## Required work
Every line that holds "records" should be shown.

## Listed entries
»»

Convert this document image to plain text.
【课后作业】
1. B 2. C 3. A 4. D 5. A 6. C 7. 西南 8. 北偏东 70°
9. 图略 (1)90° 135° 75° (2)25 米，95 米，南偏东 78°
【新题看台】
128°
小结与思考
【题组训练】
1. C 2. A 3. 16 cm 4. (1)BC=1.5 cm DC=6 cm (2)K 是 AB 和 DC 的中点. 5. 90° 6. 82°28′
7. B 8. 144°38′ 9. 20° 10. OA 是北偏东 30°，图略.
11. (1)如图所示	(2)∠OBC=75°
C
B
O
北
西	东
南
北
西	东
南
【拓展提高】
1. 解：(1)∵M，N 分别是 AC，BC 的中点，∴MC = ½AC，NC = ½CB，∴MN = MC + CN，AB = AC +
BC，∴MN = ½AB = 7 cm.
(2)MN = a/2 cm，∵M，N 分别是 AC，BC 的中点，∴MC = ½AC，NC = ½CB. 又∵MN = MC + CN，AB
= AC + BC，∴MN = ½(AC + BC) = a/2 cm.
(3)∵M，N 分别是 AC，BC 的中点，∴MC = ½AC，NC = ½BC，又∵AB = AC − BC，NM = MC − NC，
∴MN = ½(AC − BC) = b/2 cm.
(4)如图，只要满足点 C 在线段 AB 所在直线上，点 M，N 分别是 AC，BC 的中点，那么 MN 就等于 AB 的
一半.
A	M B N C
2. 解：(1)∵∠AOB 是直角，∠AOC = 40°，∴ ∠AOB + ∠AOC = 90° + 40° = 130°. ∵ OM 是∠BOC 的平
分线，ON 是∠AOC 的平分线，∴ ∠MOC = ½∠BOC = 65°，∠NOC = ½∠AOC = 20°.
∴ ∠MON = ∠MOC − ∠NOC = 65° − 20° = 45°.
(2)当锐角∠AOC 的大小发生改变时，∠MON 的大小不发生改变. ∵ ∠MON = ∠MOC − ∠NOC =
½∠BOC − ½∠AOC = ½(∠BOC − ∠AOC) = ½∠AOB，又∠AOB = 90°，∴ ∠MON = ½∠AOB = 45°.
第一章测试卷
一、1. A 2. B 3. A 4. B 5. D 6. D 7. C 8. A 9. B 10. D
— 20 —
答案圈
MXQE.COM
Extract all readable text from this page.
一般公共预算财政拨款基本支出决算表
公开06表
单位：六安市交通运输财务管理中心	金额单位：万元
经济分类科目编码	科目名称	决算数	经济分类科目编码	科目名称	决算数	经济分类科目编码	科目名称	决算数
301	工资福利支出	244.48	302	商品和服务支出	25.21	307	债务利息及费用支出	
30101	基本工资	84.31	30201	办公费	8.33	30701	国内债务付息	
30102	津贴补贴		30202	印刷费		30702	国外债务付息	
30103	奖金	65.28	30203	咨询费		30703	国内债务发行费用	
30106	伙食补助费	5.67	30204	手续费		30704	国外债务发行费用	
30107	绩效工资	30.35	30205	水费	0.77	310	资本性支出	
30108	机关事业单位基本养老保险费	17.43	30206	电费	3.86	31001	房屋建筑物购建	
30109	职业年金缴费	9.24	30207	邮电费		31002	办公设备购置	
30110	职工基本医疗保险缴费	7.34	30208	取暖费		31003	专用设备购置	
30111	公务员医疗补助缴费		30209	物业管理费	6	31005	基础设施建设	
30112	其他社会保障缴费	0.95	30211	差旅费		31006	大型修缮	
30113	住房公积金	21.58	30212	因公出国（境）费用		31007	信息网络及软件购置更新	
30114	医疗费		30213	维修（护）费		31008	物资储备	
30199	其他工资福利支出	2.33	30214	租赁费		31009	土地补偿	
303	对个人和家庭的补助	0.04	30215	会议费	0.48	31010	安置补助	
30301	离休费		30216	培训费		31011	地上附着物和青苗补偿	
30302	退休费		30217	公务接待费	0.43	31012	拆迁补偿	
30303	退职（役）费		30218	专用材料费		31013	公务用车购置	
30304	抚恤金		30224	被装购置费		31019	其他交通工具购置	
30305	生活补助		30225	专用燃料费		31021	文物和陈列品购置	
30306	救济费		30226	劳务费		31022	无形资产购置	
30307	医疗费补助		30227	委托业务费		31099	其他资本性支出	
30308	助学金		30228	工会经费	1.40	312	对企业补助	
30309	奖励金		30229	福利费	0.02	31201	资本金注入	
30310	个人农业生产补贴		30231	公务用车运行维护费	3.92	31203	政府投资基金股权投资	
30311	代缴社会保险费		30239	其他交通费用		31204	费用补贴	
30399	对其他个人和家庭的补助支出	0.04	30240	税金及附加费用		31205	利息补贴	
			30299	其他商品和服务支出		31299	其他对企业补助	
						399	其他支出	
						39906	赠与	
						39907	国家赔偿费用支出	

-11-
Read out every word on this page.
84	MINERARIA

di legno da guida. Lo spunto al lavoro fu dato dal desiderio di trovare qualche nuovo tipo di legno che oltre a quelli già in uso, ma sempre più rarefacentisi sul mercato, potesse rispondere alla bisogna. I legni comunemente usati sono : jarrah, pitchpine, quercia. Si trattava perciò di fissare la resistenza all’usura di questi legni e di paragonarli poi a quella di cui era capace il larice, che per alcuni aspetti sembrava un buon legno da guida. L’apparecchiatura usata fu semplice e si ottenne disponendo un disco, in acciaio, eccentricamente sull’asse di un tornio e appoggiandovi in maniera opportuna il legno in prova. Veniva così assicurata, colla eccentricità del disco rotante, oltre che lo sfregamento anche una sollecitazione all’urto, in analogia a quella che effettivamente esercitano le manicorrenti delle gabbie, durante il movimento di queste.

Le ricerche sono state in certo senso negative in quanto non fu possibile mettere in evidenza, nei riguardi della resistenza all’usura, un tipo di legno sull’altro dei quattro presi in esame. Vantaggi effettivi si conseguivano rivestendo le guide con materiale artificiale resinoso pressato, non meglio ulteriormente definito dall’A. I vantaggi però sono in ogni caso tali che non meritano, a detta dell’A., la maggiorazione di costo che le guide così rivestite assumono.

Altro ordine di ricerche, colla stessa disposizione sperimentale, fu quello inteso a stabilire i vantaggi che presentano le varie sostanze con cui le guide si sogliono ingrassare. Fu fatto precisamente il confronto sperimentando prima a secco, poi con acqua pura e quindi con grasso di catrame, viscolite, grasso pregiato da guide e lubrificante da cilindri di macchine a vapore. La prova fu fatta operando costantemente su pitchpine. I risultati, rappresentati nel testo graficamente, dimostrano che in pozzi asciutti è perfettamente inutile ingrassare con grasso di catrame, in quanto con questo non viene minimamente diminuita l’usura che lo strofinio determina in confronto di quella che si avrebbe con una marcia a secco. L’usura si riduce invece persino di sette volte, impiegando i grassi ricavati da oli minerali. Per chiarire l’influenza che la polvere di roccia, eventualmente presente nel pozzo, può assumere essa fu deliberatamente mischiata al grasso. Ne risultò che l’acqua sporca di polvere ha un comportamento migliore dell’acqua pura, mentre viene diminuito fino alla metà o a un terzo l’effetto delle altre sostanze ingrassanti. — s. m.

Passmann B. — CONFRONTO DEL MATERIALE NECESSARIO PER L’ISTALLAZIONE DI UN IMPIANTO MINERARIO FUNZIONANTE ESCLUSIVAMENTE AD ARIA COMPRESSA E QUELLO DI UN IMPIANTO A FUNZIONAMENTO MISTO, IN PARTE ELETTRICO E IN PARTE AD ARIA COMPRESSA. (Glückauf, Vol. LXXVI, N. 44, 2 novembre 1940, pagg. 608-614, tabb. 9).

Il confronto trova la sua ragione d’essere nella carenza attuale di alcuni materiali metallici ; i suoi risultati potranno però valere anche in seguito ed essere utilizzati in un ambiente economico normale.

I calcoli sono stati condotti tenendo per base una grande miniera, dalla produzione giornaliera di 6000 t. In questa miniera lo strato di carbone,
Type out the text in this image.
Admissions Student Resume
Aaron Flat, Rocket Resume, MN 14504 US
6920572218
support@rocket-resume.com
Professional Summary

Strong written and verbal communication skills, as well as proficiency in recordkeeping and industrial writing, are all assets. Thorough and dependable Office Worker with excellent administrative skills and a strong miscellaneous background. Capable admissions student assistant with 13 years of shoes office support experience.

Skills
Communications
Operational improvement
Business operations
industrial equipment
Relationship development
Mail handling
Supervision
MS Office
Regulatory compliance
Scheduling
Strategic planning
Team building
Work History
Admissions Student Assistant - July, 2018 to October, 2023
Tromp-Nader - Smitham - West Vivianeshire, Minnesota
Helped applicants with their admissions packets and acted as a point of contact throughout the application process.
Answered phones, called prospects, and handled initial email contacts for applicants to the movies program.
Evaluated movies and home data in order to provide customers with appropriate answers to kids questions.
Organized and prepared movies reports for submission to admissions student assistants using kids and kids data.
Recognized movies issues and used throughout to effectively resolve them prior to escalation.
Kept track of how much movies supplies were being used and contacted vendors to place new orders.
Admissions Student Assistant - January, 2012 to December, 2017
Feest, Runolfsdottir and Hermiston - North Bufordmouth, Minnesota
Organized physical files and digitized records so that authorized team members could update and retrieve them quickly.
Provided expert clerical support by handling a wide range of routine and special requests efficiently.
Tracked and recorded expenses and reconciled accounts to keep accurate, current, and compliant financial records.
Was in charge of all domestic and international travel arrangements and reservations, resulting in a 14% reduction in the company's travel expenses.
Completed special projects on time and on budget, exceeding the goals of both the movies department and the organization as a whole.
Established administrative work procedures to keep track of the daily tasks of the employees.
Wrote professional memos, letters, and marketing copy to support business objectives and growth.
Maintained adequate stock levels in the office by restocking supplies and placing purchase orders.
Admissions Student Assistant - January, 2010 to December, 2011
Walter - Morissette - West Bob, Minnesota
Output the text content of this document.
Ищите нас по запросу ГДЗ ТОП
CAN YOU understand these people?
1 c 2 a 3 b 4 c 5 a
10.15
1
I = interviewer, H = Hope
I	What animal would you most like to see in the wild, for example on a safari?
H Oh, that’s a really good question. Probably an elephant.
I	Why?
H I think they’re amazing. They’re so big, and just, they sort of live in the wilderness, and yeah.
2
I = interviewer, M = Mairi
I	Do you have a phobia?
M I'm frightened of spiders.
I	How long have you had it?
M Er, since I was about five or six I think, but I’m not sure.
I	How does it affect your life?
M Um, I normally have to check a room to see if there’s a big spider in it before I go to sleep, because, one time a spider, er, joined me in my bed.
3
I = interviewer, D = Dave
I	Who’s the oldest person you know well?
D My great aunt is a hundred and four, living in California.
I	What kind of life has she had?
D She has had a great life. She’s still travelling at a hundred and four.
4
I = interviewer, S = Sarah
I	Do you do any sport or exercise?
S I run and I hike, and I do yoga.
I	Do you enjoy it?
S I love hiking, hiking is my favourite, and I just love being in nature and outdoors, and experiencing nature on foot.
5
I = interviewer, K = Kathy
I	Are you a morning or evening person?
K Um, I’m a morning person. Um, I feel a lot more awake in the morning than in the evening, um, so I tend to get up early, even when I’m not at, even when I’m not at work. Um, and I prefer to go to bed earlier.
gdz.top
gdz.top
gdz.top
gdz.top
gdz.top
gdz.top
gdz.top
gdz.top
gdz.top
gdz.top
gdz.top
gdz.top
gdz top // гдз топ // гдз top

««

## Solution to this task
Organized physical files and digitized records so that authorized team members could update and retrieve them quickly.
Tracked and recorded expenses and reconciled accounts to keep accurate, current, and compliant financial records.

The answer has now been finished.